- What the task asks:
Return all lines below containing the word "title".

- Given records:
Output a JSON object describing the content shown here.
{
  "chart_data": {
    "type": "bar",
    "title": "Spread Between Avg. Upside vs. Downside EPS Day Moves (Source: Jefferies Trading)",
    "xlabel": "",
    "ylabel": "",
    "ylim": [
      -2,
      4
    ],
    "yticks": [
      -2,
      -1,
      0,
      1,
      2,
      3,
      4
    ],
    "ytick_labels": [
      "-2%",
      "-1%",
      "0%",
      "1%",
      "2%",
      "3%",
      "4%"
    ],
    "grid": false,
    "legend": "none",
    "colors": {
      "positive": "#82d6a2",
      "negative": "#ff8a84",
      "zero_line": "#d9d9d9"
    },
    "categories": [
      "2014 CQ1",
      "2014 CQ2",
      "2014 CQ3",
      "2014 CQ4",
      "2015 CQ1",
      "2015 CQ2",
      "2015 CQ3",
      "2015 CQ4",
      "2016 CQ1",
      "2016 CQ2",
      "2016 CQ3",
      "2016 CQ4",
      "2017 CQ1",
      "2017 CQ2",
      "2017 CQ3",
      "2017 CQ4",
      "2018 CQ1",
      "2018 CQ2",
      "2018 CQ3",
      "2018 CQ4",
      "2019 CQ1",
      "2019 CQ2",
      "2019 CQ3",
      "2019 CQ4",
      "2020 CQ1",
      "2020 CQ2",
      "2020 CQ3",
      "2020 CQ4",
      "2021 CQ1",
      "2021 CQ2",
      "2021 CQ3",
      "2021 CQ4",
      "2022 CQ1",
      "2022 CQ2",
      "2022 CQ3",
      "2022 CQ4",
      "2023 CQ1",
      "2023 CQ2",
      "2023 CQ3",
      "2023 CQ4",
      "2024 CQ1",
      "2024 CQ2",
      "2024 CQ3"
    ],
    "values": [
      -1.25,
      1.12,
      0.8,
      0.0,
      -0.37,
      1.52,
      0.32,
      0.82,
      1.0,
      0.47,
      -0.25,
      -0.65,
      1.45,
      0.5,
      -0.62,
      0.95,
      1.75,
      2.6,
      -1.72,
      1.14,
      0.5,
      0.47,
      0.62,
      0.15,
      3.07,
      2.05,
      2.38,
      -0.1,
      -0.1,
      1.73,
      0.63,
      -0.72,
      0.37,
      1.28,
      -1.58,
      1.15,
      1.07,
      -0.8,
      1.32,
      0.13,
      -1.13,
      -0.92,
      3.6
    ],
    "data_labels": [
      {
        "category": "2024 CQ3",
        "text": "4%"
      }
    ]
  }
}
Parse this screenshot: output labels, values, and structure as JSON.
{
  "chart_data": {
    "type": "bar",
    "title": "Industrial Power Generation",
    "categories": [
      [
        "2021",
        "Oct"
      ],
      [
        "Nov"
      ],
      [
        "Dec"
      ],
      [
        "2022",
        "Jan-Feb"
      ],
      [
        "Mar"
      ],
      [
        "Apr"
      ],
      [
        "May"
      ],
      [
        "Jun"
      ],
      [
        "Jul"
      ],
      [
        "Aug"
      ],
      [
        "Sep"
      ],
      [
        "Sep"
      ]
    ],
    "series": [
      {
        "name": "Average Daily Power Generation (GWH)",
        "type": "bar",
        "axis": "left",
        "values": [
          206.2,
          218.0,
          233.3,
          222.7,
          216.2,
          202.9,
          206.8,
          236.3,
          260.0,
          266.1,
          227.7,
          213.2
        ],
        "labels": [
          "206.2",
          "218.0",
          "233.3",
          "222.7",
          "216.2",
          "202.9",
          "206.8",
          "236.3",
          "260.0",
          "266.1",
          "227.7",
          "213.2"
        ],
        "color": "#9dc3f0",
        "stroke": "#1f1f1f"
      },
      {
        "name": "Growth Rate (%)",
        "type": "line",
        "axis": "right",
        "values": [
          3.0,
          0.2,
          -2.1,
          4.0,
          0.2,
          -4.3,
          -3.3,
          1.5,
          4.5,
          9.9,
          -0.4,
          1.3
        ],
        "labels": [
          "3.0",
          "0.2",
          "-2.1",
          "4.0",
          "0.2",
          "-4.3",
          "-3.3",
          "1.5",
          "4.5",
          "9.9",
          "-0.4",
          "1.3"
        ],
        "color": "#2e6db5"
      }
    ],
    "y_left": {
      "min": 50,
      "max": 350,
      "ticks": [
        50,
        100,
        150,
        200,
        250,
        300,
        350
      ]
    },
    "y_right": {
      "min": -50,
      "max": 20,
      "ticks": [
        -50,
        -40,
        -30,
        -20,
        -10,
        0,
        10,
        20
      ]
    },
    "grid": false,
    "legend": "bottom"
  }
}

- Exercise output:
    "title": "Spread Between Avg. Upside vs. Downside EPS Day Moves (Source: Jefferies Trading)",
    "title": "Industrial Power Generation",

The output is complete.